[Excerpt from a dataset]
************
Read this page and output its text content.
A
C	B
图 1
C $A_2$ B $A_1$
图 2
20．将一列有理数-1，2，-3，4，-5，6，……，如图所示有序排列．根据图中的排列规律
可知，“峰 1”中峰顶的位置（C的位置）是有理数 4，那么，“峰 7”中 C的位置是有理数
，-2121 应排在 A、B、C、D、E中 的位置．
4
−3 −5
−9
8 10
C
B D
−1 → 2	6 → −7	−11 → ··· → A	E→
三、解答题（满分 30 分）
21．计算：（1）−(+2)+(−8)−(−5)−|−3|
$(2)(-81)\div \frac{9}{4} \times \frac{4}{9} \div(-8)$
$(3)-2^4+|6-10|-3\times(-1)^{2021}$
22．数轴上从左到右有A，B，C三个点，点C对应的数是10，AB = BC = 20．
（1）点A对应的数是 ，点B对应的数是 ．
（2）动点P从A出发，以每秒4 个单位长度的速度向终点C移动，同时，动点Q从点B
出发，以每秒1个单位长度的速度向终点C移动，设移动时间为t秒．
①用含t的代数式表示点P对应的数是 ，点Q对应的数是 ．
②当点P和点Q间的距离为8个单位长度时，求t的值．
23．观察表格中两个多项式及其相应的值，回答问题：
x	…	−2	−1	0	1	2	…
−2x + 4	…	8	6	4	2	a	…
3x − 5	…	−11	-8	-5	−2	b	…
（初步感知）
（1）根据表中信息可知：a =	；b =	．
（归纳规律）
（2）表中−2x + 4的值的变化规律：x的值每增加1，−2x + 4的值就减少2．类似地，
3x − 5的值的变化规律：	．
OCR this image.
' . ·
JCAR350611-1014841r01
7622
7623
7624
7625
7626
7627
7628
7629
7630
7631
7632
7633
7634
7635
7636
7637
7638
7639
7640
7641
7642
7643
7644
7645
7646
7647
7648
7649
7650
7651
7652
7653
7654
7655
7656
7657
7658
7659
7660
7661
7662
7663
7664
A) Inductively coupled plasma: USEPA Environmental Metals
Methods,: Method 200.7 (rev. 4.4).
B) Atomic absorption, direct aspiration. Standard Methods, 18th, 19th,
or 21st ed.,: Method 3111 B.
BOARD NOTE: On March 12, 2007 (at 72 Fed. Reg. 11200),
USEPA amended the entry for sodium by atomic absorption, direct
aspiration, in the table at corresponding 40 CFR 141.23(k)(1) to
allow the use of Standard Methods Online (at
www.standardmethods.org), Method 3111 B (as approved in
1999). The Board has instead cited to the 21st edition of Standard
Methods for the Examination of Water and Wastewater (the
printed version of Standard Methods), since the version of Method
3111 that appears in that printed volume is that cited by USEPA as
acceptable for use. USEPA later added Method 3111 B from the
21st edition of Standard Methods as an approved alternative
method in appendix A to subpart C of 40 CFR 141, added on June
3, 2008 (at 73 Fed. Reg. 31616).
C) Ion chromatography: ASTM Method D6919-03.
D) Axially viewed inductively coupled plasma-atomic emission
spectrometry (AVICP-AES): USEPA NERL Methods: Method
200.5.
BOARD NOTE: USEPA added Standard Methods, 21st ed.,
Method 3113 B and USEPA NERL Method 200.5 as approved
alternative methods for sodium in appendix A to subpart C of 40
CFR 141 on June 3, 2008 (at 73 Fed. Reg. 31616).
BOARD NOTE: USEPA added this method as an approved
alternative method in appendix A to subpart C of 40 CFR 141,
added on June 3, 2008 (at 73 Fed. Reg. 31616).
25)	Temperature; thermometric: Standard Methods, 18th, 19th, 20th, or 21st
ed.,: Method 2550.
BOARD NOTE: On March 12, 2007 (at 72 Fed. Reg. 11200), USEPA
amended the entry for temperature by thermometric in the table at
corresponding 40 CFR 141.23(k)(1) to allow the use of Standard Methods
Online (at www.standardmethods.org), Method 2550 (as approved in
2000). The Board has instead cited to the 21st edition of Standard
************
TASK BRIEF:
Your task is to extract all of the records exactly.

TASK RESULT:
Read this page and output its text content.
A
C	B
图 1
C $A_2$ B $A_1$
图 2
20．将一列有理数-1，2，-3，4，-5，6，……，如图所示有序排列．根据图中的排列规律
可知，“峰 1”中峰顶的位置（C的位置）是有理数 4，那么，“峰 7”中 C的位置是有理数
，-2121 应排在 A、B、C、D、E中 的位置．
4
−3 −5
−9
8 10
C
B D
−1 → 2	6 → −7	−11 → ··· → A	E→
三、解答题（满分 30 分）
21．计算：（1）−(+2)+(−8)−(−5)−|−3|
$(2)(-81)\div \frac{9}{4} \times \frac{4}{9} \div(-8)$
$(3)-2^4+|6-10|-3\times(-1)^{2021}$
22．数轴上从左到右有A，B，C三个点，点C对应的数是10，AB = BC = 20．
（1）点A对应的数是 ，点B对应的数是 ．
（2）动点P从A出发，以每秒4 个单位长度的速度向终点C移动，同时，动点Q从点B
出发，以每秒1个单位长度的速度向终点C移动，设移动时间为t秒．
①用含t的代数式表示点P对应的数是 ，点Q对应的数是 ．
②当点P和点Q间的距离为8个单位长度时，求t的值．
23．观察表格中两个多项式及其相应的值，回答问题：
x	…	−2	−1	0	1	2	…
−2x + 4	…	8	6	4	2	a	…
3x − 5	…	−11	-8	-5	−2	b	…
（初步感知）
（1）根据表中信息可知：a =	；b =	．
（归纳规律）
（2）表中−2x + 4的值的变化规律：x的值每增加1，−2x + 4的值就减少2．类似地，
3x − 5的值的变化规律：	．
OCR this image.
' . ·
JCAR350611-1014841r01
7622
7623
7624
7625
7626
7627
7628
7629
7630
7631
7632
7633
7634
7635
7636
7637
7638
7639
7640
7641
7642
7643
7644
7645
7646
7647
7648
7649
7650
7651
7652
7653
7654
7655
7656
7657
7658
7659
7660
7661
7662
7663
7664
A) Inductively coupled plasma: USEPA Environmental Metals
Methods,: Method 200.7 (rev. 4.4).
B) Atomic absorption, direct aspiration. Standard Methods, 18th, 19th,
or 21st ed.,: Method 3111 B.
BOARD NOTE: On March 12, 2007 (at 72 Fed. Reg. 11200),
USEPA amended the entry for sodium by atomic absorption, direct
aspiration, in the table at corresponding 40 CFR 141.23(k)(1) to
allow the use of Standard Methods Online (at
www.standardmethods.org), Method 3111 B (as approved in
1999). The Board has instead cited to the 21st edition of Standard
Methods for the Examination of Water and Wastewater (the
printed version of Standard Methods), since the version of Method
3111 that appears in that printed volume is that cited by USEPA as
acceptable for use. USEPA later added Method 3111 B from the
21st edition of Standard Methods as an approved alternative
method in appendix A to subpart C of 40 CFR 141, added on June
3, 2008 (at 73 Fed. Reg. 31616).
C) Ion chromatography: ASTM Method D6919-03.
D) Axially viewed inductively coupled plasma-atomic emission
spectrometry (AVICP-AES): USEPA NERL Methods: Method
200.5.
BOARD NOTE: USEPA added Standard Methods, 21st ed.,
Method 3113 B and USEPA NERL Method 200.5 as approved
alternative methods for sodium in appendix A to subpart C of 40
CFR 141 on June 3, 2008 (at 73 Fed. Reg. 31616).
BOARD NOTE: USEPA added this method as an approved
alternative method in appendix A to subpart C of 40 CFR 141,
added on June 3, 2008 (at 73 Fed. Reg. 31616).
25)	Temperature; thermometric: Standard Methods, 18th, 19th, 20th, or 21st
ed.,: Method 2550.
BOARD NOTE: On March 12, 2007 (at 72 Fed. Reg. 11200), USEPA
amended the entry for temperature by thermometric in the table at
corresponding 40 CFR 141.23(k)(1) to allow the use of Standard Methods
Online (at www.standardmethods.org), Method 2550 (as approved in
2000). The Board has instead cited to the 21st edition of Standard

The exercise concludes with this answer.